>> begin PROVIDED RECORDS

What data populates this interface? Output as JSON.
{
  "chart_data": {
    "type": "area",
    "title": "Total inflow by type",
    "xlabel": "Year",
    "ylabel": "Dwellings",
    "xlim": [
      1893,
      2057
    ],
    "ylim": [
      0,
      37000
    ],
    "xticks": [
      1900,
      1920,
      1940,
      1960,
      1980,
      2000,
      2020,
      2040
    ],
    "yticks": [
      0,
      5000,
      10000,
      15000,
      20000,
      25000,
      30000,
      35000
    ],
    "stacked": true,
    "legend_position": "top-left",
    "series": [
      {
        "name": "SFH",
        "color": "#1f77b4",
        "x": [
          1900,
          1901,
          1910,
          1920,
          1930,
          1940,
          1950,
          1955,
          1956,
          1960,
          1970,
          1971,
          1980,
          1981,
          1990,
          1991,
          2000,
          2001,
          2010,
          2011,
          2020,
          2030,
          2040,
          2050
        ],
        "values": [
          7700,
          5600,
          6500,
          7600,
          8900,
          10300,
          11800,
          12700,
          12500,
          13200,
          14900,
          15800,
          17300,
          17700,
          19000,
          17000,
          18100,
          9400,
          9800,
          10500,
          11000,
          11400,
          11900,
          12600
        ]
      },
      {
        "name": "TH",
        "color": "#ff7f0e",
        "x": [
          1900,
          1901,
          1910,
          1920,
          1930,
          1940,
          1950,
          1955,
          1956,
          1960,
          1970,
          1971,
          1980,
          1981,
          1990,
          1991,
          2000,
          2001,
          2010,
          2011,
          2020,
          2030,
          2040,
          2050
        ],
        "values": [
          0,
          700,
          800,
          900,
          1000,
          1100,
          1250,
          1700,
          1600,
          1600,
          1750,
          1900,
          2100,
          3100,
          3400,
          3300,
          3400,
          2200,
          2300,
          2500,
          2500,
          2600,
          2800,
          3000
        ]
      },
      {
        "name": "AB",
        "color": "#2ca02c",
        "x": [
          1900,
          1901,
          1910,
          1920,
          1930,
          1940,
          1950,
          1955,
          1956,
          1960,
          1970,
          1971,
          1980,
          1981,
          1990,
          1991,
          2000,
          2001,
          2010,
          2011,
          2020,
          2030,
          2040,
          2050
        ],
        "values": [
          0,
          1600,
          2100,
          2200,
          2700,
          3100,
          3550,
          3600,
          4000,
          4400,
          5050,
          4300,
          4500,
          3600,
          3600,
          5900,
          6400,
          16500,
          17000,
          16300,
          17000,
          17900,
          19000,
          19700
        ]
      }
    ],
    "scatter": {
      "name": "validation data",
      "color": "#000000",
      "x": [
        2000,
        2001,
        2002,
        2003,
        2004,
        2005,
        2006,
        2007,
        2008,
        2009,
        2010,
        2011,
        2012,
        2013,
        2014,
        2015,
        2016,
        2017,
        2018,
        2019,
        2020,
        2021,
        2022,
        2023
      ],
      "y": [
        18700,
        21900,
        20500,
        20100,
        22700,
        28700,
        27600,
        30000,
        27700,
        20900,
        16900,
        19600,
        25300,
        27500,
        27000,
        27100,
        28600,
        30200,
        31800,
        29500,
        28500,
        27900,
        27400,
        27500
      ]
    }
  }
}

>> end PROVIDED RECORDS

> **TASK REQUIREMENTS**: Write every entry out again exactly.

> **COMPLETE OUTPUT**:
What data populates this interface? Output as JSON.
{
  "chart_data": {
    "type": "area",
    "title": "Total inflow by type",
    "xlabel": "Year",
    "ylabel": "Dwellings",
    "xlim": [
      1893,
      2057
    ],
    "ylim": [
      0,
      37000
    ],
    "xticks": [
      1900,
      1920,
      1940,
      1960,
      1980,
      2000,
      2020,
      2040
    ],
    "yticks": [
      0,
      5000,
      10000,
      15000,
      20000,
      25000,
      30000,
      35000
    ],
    "stacked": true,
    "legend_position": "top-left",
    "series": [
      {
        "name": "SFH",
        "color": "#1f77b4",
        "x": [
          1900,
          1901,
          1910,
          1920,
          1930,
          1940,
          1950,
          1955,
          1956,
          1960,
          1970,
          1971,
          1980,
          1981,
          1990,
          1991,
          2000,
          2001,
          2010,
          2011,
          2020,
          2030,
          2040,
          2050
        ],
        "values": [
          7700,
          5600,
          6500,
          7600,
          8900,
          10300,
          11800,
          12700,
          12500,
          13200,
          14900,
          15800,
          17300,
          17700,
          19000,
          17000,
          18100,
          9400,
          9800,
          10500,
          11000,
          11400,
          11900,
          12600
        ]
      },
      {
        "name": "TH",
        "color": "#ff7f0e",
        "x": [
          1900,
          1901,
          1910,
          1920,
          1930,
          1940,
          1950,
          1955,
          1956,
          1960,
          1970,
          1971,
          1980,
          1981,
          1990,
          1991,
          2000,
          2001,
          2010,
          2011,
          2020,
          2030,
          2040,
          2050
        ],
        "values": [
          0,
          700,
          800,
          900,
          1000,
          1100,
          1250,
          1700,
          1600,
          1600,
          1750,
          1900,
          2100,
          3100,
          3400,
          3300,
          3400,
          2200,
          2300,
          2500,
          2500,
          2600,
          2800,
          3000
        ]
      },
      {
        "name": "AB",
        "color": "#2ca02c",
        "x": [
          1900,
          1901,
          1910,
          1920,
          1930,
          1940,
          1950,
          1955,
          1956,
          1960,
          1970,
          1971,
          1980,
          1981,
          1990,
          1991,
          2000,
          2001,
          2010,
          2011,
          2020,
          2030,
          2040,
          2050
        ],
        "values": [
          0,
          1600,
          2100,
          2200,
          2700,
          3100,
          3550,
          3600,
          4000,
          4400,
          5050,
          4300,
          4500,
          3600,
          3600,
          5900,
          6400,
          16500,
          17000,
          16300,
          17000,
          17900,
          19000,
          19700
        ]
      }
    ],
    "scatter": {
      "name": "validation data",
      "color": "#000000",
      "x": [
        2000,
        2001,
        2002,
        2003,
        2004,
        2005,
        2006,
        2007,
        2008,
        2009,
        2010,
        2011,
        2012,
        2013,
        2014,
        2015,
        2016,
        2017,
        2018,
        2019,
        2020,
        2021,
        2022,
        2023
      ],
      "y": [
        18700,
        21900,
        20500,
        20100,
        22700,
        28700,
        27600,
        30000,
        27700,
        20900,
        16900,
        19600,
        25300,
        27500,
        27000,
        27100,
        28600,
        30200,
        31800,
        29500,
        28500,
        27900,
        27400,
        27500
      ]
    }
  }
}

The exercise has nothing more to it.